What the task requires.
Consider the records below. How many of their lines include the word "теплоснабжения"? State the number and nothing else.

Stored dataset items
○ ○ ○ ○ ○

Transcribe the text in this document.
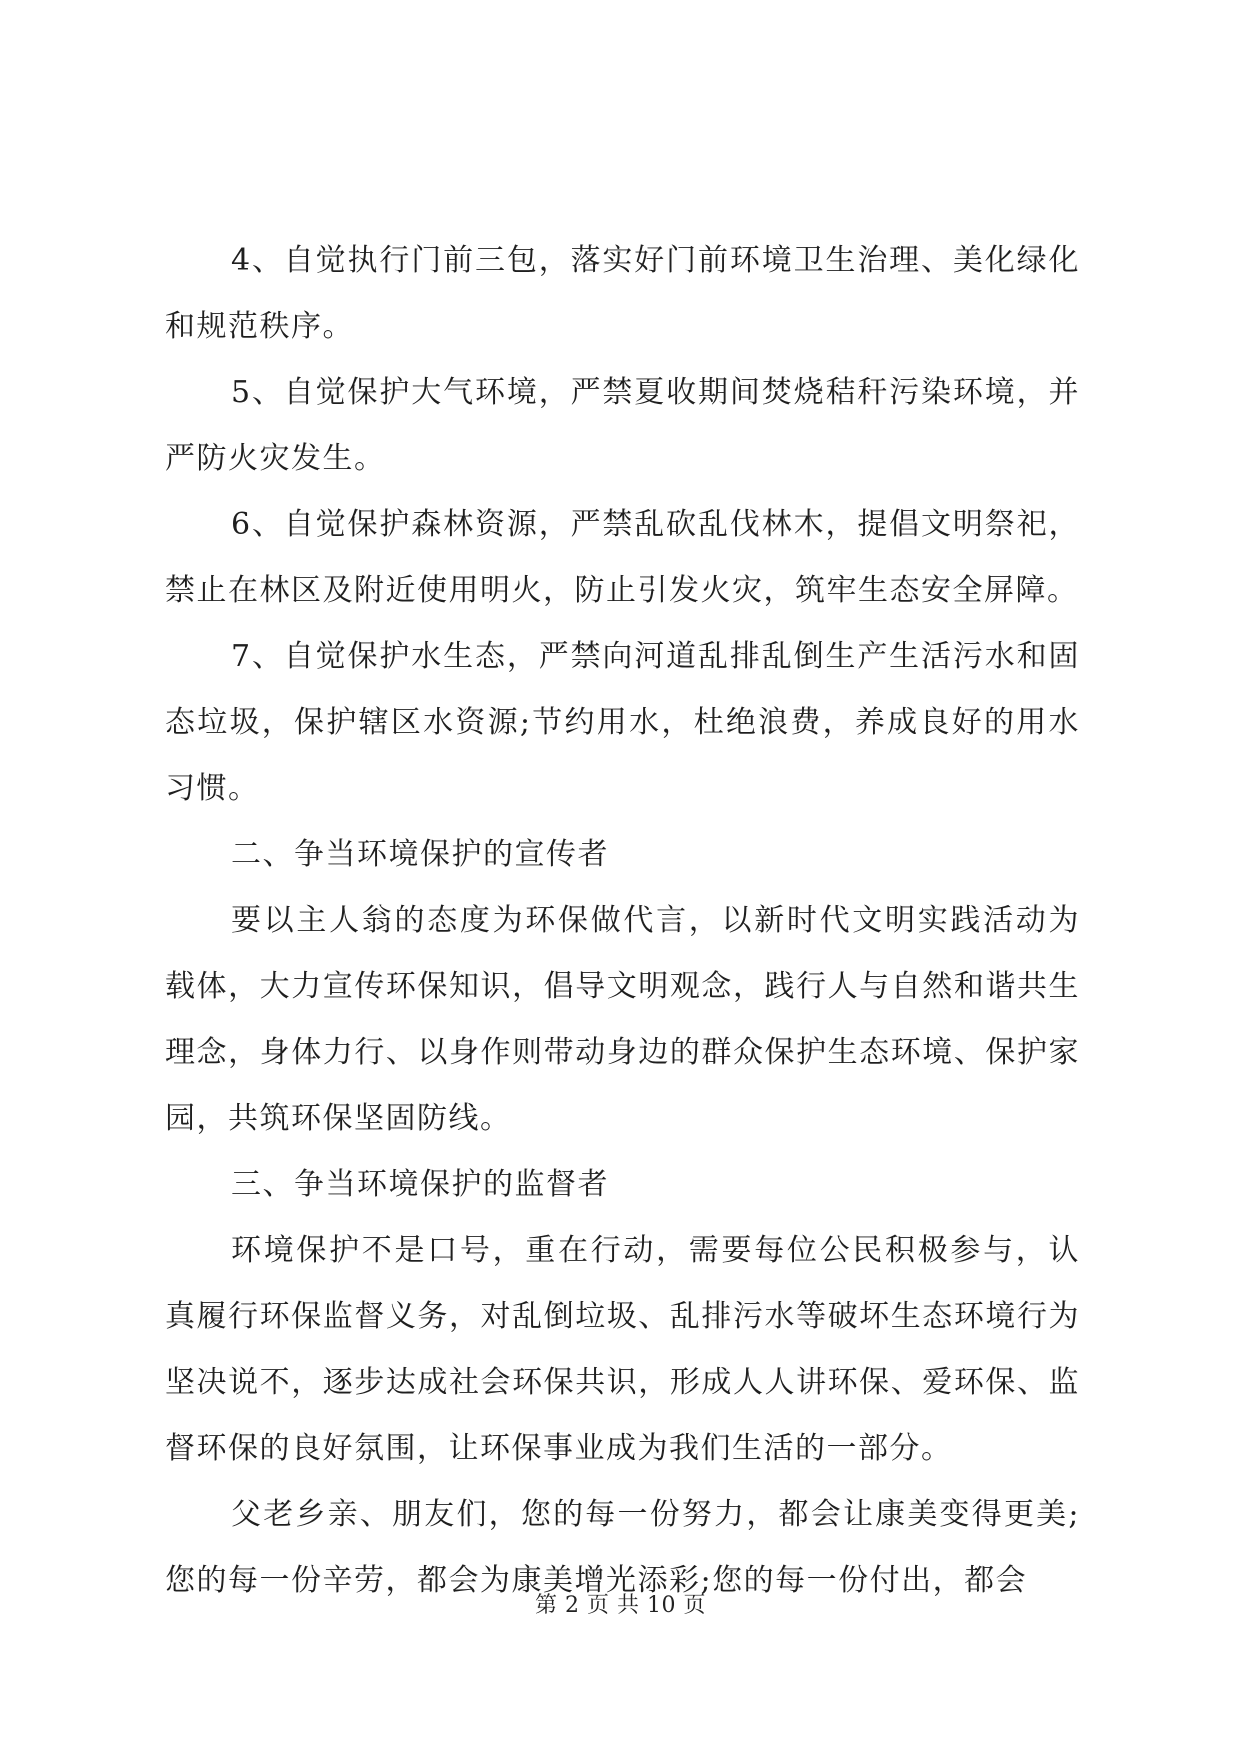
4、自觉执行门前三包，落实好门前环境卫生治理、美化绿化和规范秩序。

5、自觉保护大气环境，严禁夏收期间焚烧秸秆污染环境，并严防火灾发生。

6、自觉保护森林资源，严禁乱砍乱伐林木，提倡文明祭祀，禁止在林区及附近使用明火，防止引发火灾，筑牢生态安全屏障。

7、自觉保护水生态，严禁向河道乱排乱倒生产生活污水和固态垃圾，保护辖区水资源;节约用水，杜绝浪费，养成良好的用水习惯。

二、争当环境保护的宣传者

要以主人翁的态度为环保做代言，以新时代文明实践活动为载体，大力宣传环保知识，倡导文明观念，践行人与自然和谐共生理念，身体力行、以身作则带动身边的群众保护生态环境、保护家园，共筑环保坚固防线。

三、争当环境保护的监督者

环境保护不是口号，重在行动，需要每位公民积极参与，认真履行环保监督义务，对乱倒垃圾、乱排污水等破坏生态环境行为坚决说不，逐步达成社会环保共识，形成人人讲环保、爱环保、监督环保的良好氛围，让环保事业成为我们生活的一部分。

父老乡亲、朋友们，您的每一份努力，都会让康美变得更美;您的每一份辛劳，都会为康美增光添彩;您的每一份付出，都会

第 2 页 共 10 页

○ ○ ○ ○ ○

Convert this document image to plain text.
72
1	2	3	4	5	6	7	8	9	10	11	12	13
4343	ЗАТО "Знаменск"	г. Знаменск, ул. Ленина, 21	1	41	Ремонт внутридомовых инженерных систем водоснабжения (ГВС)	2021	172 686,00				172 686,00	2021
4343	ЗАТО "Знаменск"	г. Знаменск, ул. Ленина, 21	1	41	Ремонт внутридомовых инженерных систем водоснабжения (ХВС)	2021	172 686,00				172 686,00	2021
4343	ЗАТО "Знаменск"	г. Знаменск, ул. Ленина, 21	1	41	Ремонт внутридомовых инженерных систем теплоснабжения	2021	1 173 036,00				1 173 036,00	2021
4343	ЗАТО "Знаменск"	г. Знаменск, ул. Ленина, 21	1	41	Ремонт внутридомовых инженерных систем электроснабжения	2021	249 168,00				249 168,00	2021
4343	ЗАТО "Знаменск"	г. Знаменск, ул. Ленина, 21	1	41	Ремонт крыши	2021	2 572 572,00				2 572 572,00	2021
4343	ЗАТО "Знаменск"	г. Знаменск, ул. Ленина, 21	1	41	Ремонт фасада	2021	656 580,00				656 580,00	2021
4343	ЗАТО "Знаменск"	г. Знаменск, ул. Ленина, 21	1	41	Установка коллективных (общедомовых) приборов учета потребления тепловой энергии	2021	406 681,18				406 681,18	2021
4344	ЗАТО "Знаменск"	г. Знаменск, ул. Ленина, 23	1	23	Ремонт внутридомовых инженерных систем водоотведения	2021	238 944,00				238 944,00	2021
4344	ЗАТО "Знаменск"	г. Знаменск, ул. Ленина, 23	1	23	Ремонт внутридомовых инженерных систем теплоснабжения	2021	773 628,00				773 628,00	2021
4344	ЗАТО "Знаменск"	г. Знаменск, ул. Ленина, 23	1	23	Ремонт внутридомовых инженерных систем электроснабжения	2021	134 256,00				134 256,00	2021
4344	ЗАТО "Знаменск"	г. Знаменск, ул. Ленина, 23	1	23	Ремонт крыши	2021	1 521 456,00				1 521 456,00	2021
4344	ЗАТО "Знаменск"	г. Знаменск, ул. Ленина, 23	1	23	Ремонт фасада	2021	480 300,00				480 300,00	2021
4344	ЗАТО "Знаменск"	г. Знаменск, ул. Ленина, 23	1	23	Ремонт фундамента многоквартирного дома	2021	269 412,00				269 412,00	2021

○ ○ ○ ○ ○

Task response.
2